## Task material
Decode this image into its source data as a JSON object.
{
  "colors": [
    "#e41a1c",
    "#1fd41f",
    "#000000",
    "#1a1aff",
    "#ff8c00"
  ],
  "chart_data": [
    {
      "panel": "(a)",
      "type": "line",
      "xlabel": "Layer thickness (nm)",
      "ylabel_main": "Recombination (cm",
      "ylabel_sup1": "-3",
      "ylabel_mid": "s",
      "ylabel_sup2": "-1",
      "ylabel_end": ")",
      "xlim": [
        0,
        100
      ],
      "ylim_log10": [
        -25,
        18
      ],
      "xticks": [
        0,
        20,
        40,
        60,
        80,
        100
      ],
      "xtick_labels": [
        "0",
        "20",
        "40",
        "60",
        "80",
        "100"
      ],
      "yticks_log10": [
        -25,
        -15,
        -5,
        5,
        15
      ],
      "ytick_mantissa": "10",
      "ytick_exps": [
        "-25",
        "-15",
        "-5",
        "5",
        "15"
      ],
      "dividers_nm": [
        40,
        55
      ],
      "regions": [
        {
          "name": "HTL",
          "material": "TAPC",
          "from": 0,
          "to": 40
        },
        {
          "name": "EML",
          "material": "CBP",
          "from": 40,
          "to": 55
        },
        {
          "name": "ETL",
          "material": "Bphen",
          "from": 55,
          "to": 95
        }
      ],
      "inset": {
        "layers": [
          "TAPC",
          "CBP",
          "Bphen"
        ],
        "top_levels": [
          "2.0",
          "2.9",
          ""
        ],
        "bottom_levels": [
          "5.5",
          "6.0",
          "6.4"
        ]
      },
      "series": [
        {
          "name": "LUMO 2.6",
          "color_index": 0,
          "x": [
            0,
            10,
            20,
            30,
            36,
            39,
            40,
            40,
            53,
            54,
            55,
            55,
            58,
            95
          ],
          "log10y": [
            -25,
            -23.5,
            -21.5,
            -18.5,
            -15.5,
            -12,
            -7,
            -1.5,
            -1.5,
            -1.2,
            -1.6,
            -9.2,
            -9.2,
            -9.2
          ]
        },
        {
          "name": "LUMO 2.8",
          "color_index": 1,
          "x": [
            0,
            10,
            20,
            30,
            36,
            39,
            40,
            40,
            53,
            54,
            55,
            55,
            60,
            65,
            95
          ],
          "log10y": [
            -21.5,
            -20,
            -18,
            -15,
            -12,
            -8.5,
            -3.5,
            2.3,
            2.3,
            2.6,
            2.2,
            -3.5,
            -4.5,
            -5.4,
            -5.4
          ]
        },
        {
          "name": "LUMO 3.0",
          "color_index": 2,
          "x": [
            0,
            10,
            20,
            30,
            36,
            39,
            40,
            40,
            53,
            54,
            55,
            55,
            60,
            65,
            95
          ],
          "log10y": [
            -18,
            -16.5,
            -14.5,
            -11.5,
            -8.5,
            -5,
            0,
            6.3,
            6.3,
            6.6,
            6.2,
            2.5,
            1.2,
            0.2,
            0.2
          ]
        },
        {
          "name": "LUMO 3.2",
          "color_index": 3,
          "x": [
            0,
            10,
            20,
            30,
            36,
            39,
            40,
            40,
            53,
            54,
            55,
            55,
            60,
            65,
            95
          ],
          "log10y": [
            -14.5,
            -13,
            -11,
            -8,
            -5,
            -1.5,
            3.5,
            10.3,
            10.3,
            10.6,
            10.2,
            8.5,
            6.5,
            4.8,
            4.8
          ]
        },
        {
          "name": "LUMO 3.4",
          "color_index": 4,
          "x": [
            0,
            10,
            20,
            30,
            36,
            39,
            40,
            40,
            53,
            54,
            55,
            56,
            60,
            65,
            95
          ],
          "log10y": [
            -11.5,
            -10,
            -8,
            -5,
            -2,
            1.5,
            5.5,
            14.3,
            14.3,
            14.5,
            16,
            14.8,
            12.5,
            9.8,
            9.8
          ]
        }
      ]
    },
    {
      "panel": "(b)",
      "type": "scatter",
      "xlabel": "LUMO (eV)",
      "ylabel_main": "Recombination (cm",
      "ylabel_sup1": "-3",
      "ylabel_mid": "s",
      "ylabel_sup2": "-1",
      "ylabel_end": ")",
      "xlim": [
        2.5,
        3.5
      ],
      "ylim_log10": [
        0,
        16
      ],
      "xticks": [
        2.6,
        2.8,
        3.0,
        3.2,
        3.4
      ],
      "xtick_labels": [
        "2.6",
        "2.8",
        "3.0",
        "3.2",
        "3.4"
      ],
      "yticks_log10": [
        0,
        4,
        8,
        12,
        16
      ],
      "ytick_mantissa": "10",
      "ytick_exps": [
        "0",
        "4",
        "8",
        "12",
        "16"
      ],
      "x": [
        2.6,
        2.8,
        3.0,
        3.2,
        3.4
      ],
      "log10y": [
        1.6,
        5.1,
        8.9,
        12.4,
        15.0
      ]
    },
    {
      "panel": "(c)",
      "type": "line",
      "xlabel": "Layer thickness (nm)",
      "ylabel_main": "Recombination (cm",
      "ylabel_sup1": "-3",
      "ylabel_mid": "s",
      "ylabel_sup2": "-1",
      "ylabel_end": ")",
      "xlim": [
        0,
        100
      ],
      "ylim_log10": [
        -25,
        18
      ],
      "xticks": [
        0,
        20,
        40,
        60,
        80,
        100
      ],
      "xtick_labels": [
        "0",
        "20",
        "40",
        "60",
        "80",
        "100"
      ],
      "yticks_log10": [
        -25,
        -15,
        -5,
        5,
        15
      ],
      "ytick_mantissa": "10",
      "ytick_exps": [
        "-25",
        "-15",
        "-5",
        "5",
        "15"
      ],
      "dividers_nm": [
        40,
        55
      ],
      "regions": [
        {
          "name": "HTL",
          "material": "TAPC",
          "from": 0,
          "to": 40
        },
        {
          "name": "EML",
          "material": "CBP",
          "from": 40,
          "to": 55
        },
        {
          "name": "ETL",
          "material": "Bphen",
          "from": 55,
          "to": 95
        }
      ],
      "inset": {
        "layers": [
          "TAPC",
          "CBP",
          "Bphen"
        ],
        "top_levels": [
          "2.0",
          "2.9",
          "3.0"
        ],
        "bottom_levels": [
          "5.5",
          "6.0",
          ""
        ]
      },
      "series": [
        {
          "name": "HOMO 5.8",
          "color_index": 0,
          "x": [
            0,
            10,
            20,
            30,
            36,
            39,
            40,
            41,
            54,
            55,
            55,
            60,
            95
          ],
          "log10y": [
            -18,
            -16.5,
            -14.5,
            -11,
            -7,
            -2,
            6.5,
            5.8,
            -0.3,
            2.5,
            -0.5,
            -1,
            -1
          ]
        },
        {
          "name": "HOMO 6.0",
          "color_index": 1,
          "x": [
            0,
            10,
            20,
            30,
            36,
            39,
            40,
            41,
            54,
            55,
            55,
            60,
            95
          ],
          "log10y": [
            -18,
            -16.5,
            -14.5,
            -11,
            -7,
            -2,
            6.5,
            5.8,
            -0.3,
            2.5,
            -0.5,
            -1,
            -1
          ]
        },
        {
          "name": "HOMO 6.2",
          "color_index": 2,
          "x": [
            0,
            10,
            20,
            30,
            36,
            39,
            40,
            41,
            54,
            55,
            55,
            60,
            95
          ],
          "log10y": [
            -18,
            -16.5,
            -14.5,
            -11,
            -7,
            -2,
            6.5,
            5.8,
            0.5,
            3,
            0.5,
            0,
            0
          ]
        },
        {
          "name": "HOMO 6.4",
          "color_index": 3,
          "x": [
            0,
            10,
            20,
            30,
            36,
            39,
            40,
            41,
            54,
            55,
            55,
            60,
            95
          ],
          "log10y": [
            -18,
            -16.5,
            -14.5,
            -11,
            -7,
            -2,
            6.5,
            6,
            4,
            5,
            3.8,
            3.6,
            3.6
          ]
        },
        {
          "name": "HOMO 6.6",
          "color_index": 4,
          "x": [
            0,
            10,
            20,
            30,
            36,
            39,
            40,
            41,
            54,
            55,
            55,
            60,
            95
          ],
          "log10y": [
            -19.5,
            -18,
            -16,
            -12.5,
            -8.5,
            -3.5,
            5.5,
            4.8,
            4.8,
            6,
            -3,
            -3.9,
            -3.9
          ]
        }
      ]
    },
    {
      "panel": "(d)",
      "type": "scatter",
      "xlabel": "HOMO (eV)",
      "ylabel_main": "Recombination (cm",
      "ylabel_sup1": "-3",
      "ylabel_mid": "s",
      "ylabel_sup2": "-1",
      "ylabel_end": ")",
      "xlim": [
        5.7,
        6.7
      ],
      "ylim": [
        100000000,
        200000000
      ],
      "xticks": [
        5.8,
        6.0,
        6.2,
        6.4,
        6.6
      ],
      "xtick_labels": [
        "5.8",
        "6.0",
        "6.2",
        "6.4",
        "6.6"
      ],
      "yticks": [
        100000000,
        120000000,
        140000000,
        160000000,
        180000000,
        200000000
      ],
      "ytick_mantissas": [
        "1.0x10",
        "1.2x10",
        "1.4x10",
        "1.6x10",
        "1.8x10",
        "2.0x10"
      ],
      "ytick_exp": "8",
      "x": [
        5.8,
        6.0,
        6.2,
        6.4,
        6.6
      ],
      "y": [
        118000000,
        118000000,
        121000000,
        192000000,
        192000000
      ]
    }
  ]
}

## Given request
Copy every line in the entries above that has the string "LUMO" in it.

## Solution to this problem
          "name": "LUMO 2.6",
          "name": "LUMO 2.8",
          "name": "LUMO 3.0",
          "name": "LUMO 3.2",
          "name": "LUMO 3.4",
      "xlabel": "LUMO (eV)",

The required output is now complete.